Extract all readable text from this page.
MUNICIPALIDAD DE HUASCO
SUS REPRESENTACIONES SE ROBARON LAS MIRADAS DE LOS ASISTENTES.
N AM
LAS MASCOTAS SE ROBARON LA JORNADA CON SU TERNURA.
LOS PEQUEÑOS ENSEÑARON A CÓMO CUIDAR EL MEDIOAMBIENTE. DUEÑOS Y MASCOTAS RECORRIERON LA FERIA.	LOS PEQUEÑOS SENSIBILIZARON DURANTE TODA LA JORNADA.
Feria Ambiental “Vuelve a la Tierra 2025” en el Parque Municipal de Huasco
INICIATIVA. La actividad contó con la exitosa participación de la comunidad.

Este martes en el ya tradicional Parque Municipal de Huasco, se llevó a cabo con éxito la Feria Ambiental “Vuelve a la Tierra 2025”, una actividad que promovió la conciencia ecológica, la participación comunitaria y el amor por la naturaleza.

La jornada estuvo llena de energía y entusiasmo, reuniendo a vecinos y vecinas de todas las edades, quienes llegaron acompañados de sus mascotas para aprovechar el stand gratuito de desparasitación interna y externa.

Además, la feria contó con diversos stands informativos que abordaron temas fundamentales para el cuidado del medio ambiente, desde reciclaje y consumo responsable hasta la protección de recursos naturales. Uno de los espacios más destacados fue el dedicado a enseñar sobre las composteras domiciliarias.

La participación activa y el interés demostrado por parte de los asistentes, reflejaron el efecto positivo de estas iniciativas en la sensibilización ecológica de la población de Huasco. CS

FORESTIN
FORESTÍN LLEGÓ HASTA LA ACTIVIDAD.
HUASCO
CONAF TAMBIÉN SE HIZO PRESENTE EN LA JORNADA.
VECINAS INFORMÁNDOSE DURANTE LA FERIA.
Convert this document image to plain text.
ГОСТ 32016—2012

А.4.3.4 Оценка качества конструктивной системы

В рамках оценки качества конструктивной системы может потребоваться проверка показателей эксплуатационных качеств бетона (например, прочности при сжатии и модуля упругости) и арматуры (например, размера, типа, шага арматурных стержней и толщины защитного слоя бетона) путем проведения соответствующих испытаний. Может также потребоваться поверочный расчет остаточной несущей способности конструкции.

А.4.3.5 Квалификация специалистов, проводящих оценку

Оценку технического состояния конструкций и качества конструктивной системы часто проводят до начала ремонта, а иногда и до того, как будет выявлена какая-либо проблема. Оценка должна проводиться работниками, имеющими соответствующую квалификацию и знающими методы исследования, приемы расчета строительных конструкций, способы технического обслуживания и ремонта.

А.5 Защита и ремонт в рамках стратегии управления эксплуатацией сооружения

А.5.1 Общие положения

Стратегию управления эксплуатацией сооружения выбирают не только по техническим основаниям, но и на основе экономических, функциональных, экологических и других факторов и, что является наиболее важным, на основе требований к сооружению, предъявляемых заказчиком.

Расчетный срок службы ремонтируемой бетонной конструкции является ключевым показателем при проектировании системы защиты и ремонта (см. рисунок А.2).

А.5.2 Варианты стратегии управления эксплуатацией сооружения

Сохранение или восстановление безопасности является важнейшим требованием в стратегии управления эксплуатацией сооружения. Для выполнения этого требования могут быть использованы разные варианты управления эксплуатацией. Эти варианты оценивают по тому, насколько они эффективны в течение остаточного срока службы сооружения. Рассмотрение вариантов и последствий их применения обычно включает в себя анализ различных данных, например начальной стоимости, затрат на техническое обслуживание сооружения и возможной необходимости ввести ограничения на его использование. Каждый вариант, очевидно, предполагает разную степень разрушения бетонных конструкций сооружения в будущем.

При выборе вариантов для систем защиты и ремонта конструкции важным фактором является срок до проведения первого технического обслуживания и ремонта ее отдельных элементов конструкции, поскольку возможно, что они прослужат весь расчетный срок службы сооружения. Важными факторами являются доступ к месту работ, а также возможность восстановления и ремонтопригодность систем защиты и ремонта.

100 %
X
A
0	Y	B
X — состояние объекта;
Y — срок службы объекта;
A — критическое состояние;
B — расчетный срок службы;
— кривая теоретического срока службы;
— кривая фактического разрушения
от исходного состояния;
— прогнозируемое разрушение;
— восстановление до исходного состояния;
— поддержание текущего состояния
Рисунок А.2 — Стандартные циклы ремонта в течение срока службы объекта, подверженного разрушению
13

◇ ◇ ◇ ◇ ◇ ◇ ◇

*PROBLEM REQUIREMENTS*.
Using the listing above, list every line in which the string "text" occurs.

*RESULT*.
Extract all readable text from this page.
Convert this document image to plain text.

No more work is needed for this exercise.